+++ Records for the exercise
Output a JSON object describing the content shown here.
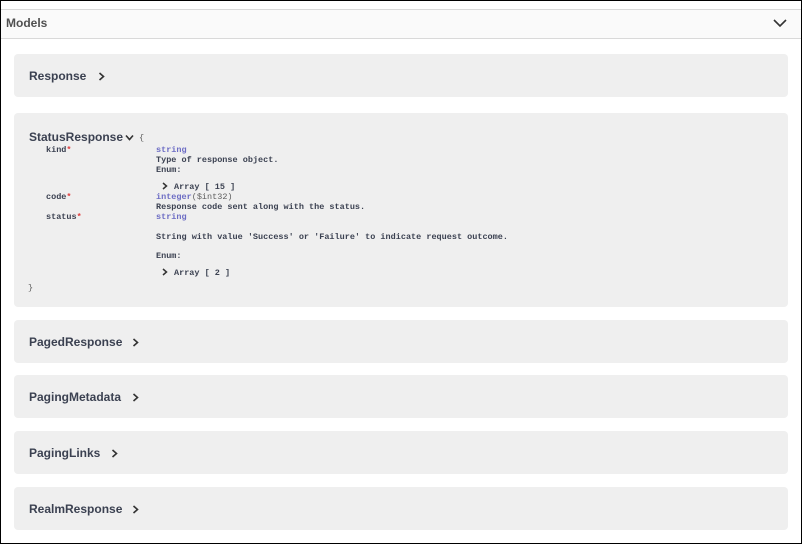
{
  "models": {
    "title": "Models"
  },
  "response": {
    "name": "Response"
  },
  "status_response": {
    "name": "StatusResponse",
    "open_brace": "{",
    "close_brace": "}",
    "properties": {
      "kind": {
        "name": "kind",
        "required_mark": "*",
        "type": "string",
        "description": "Type of response object.",
        "enum_label": "Enum:",
        "array_label": "Array [ 15 ]"
      },
      "code": {
        "name": "code",
        "required_mark": "*",
        "type": "integer",
        "format": "($int32)",
        "description": "Response code sent along with the status."
      },
      "status": {
        "name": "status",
        "required_mark": "*",
        "type": "string",
        "description": "String with value 'Success' or 'Failure' to indicate request outcome.",
        "enum_label": "Enum:",
        "array_label": "Array [ 2 ]"
      }
    }
  },
  "paged_response": {
    "name": "PagedResponse"
  },
  "paging_metadata": {
    "name": "PagingMetadata"
  },
  "paging_links": {
    "name": "PagingLinks"
  },
  "realm_response": {
    "name": "RealmResponse"
  }
}
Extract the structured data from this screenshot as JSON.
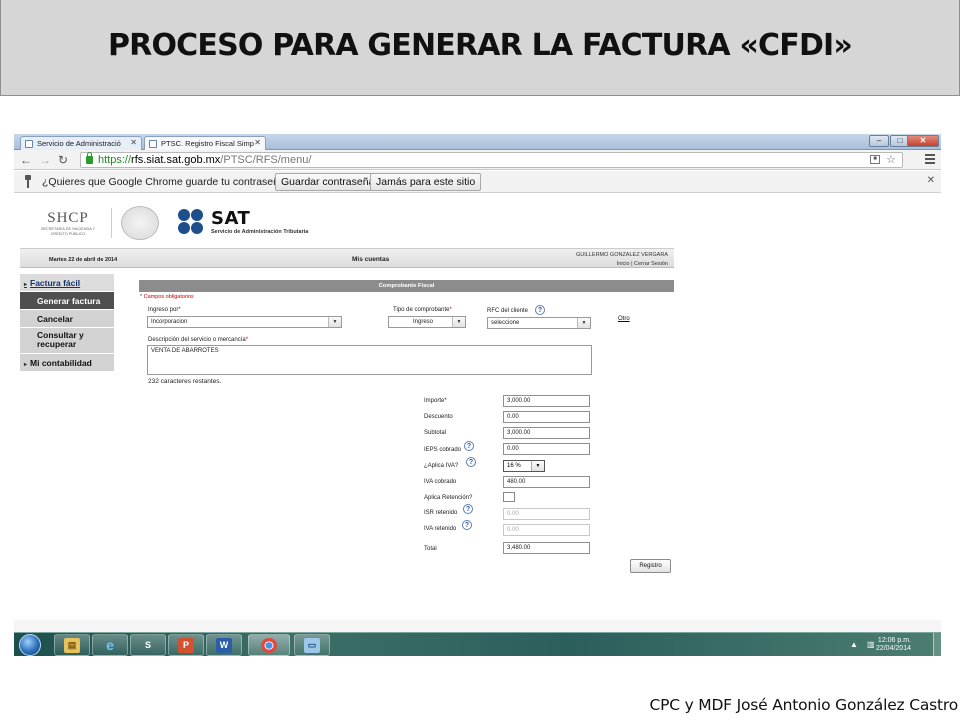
{
  "slide": {
    "title": "PROCESO PARA GENERAR LA FACTURA «CFDI»",
    "footer": "CPC y MDF José Antonio González Castro"
  },
  "browser": {
    "tabs": [
      {
        "label": "Servicio de Administració"
      },
      {
        "label": "PTSC. Registro Fiscal Simp"
      }
    ],
    "url_scheme": "https://",
    "url_host": "rfs.siat.sat.gob.mx",
    "url_path": "/PTSC/RFS/menu/",
    "infobar": {
      "question": "¿Quieres que Google Chrome guarde tu contraseña?",
      "save_label": "Guardar contraseña",
      "never_label": "Jamás para este sitio"
    }
  },
  "header": {
    "shcp_logo": "SHCP",
    "shcp_sub": "SECRETARÍA DE HACIENDA Y CRÉDITO PÚBLICO",
    "sat_logo": "SAT",
    "sat_sub": "Servicio de Administración Tributaria",
    "date": "Martes 22 de abril de 2014",
    "section": "Mis cuentas",
    "user": "GUILLERMO GONZALEZ VERGARA",
    "links": "Inicio | Cerrar Sesión"
  },
  "sidebar": {
    "items": [
      {
        "label": "Factura fácil"
      },
      {
        "label": "Generar factura"
      },
      {
        "label": "Cancelar"
      },
      {
        "label": "Consultar y recuperar"
      },
      {
        "label": "Mi contabilidad"
      }
    ]
  },
  "form": {
    "title": "Comprobante Fiscal",
    "required_note": "* Campos obligatorios",
    "ingreso_label": "Ingreso por",
    "ingreso_value": "Incorporacion",
    "tipo_label": "Tipo de comprobante",
    "tipo_value": "Ingreso",
    "rfc_label": "RFC del cliente",
    "rfc_value": "seleccione",
    "otro_link": "Otro",
    "desc_label": "Descripción del servicio o mercancía",
    "desc_value": "VENTA DE ABARROTES",
    "remaining": "232 caracteres restantes.",
    "importe_label": "Importe",
    "importe": "3,000.00",
    "descuento_label": "Descuento",
    "descuento": "0.00",
    "subtotal_label": "Subtotal",
    "subtotal": "3,000.00",
    "ieps_label": "IEPS cobrado",
    "ieps": "0.00",
    "aplica_iva_label": "¿Aplica IVA?",
    "iva_rate": "16 %",
    "iva_cobrado_label": "IVA cobrado",
    "iva_cobrado": "480.00",
    "aplica_ret_label": "Aplica Retención?",
    "isr_label": "ISR retenido",
    "isr": "0.00",
    "iva_ret_label": "IVA retenido",
    "iva_ret": "0.00",
    "total_label": "Total",
    "total": "3,480.00",
    "submit": "Registro"
  },
  "taskbar": {
    "time": "12:06 p.m.",
    "date": "22/04/2014"
  }
}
++++++
## Task goal
Leave images out of the retyped records; keep all else exact.

## Solution to the exercise
Output a JSON object describing the content shown here.
{
  "models": {
    "title": "Models"
  },
  "response": {
    "name": "Response"
  },
  "status_response": {
    "name": "StatusResponse",
    "open_brace": "{",
    "close_brace": "}",
    "properties": {
      "kind": {
        "name": "kind",
        "required_mark": "*",
        "type": "string",
        "description": "Type of response object.",
        "enum_label": "Enum:",
        "array_label": "Array [ 15 ]"
      },
      "code": {
        "name": "code",
        "required_mark": "*",
        "type": "integer",
        "format": "($int32)",
        "description": "Response code sent along with the status."
      },
      "status": {
        "name": "status",
        "required_mark": "*",
        "type": "string",
        "description": "String with value 'Success' or 'Failure' to indicate request outcome.",
        "enum_label": "Enum:",
        "array_label": "Array [ 2 ]"
      }
    }
  },
  "paged_response": {
    "name": "PagedResponse"
  },
  "paging_metadata": {
    "name": "PagingMetadata"
  },
  "paging_links": {
    "name": "PagingLinks"
  },
  "realm_response": {
    "name": "RealmResponse"
  }
}
Extract the structured data from this screenshot as JSON.
{
  "slide": {
    "title": "PROCESO PARA GENERAR LA FACTURA «CFDI»",
    "footer": "CPC y MDF José Antonio González Castro"
  },
  "browser": {
    "tabs": [
      {
        "label": "Servicio de Administració"
      },
      {
        "label": "PTSC. Registro Fiscal Simp"
      }
    ],
    "url_scheme": "https://",
    "url_host": "rfs.siat.sat.gob.mx",
    "url_path": "/PTSC/RFS/menu/",
    "infobar": {
      "question": "¿Quieres que Google Chrome guarde tu contraseña?",
      "save_label": "Guardar contraseña",
      "never_label": "Jamás para este sitio"
    }
  },
  "header": {
    "shcp_logo": "SHCP",
    "shcp_sub": "SECRETARÍA DE HACIENDA Y CRÉDITO PÚBLICO",
    "sat_logo": "SAT",
    "sat_sub": "Servicio de Administración Tributaria",
    "date": "Martes 22 de abril de 2014",
    "section": "Mis cuentas",
    "user": "GUILLERMO GONZALEZ VERGARA",
    "links": "Inicio | Cerrar Sesión"
  },
  "sidebar": {
    "items": [
      {
        "label": "Factura fácil"
      },
      {
        "label": "Generar factura"
      },
      {
        "label": "Cancelar"
      },
      {
        "label": "Consultar y recuperar"
      },
      {
        "label": "Mi contabilidad"
      }
    ]
  },
  "form": {
    "title": "Comprobante Fiscal",
    "required_note": "* Campos obligatorios",
    "ingreso_label": "Ingreso por",
    "ingreso_value": "Incorporacion",
    "tipo_label": "Tipo de comprobante",
    "tipo_value": "Ingreso",
    "rfc_label": "RFC del cliente",
    "rfc_value": "seleccione",
    "otro_link": "Otro",
    "desc_label": "Descripción del servicio o mercancía",
    "desc_value": "VENTA DE ABARROTES",
    "remaining": "232 caracteres restantes.",
    "importe_label": "Importe",
    "importe": "3,000.00",
    "descuento_label": "Descuento",
    "descuento": "0.00",
    "subtotal_label": "Subtotal",
    "subtotal": "3,000.00",
    "ieps_label": "IEPS cobrado",
    "ieps": "0.00",
    "aplica_iva_label": "¿Aplica IVA?",
    "iva_rate": "16 %",
    "iva_cobrado_label": "IVA cobrado",
    "iva_cobrado": "480.00",
    "aplica_ret_label": "Aplica Retención?",
    "isr_label": "ISR retenido",
    "isr": "0.00",
    "iva_ret_label": "IVA retenido",
    "iva_ret": "0.00",
    "total_label": "Total",
    "total": "3,480.00",
    "submit": "Registro"
  },
  "taskbar": {
    "time": "12:06 p.m.",
    "date": "22/04/2014"
  }
}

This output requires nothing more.